Would you write out the listing verbatim and skip every picture in it?

>> START Record extracts

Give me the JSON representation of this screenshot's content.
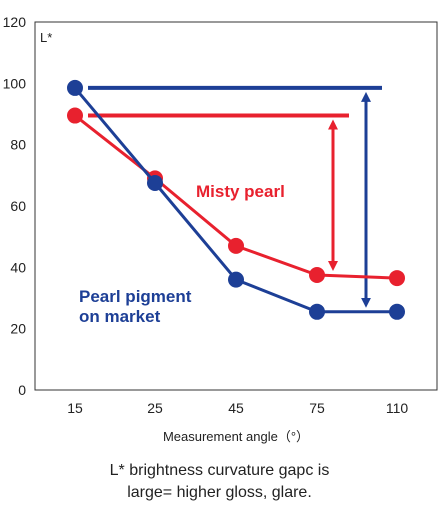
{
  "chart_data": {
    "type": "line",
    "ylabel": "L*",
    "xlabel": "Measurement angle（°）",
    "categories": [
      "15",
      "25",
      "45",
      "75",
      "110"
    ],
    "ylim": [
      0,
      120
    ],
    "yticks": [
      0,
      20,
      40,
      60,
      80,
      100,
      120
    ],
    "grid": false,
    "series": [
      {
        "name": "Misty pearl",
        "color": "#e8212e",
        "values": [
          89.5,
          69,
          47,
          37.5,
          36.5
        ],
        "label_lines": [
          "Misty pearl"
        ]
      },
      {
        "name": "Pearl pigment on market",
        "color": "#1d3f96",
        "values": [
          98.5,
          67.5,
          36,
          25.5,
          25.5
        ],
        "label_lines": [
          "Pearl pigment",
          "on market"
        ]
      }
    ],
    "annotations": [
      {
        "series": "Misty pearl",
        "range": [
          37.5,
          89.5
        ],
        "at_category": "75"
      },
      {
        "series": "Pearl pigment on market",
        "range": [
          25.5,
          98.5
        ],
        "at_category": "75"
      }
    ]
  },
  "caption": {
    "line1": "L* brightness curvature gapc is",
    "line2": "large= higher gloss, glare."
  }
}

>> END Record extracts

→ **Result for this task**:
Give me the JSON representation of this screenshot's content.
{
  "chart_data": {
    "type": "line",
    "ylabel": "L*",
    "xlabel": "Measurement angle（°）",
    "categories": [
      "15",
      "25",
      "45",
      "75",
      "110"
    ],
    "ylim": [
      0,
      120
    ],
    "yticks": [
      0,
      20,
      40,
      60,
      80,
      100,
      120
    ],
    "grid": false,
    "series": [
      {
        "name": "Misty pearl",
        "color": "#e8212e",
        "values": [
          89.5,
          69,
          47,
          37.5,
          36.5
        ],
        "label_lines": [
          "Misty pearl"
        ]
      },
      {
        "name": "Pearl pigment on market",
        "color": "#1d3f96",
        "values": [
          98.5,
          67.5,
          36,
          25.5,
          25.5
        ],
        "label_lines": [
          "Pearl pigment",
          "on market"
        ]
      }
    ],
    "annotations": [
      {
        "series": "Misty pearl",
        "range": [
          37.5,
          89.5
        ],
        "at_category": "75"
      },
      {
        "series": "Pearl pigment on market",
        "range": [
          25.5,
          98.5
        ],
        "at_category": "75"
      }
    ]
  },
  "caption": {
    "line1": "L* brightness curvature gapc is",
    "line2": "large= higher gloss, glare."
  }
}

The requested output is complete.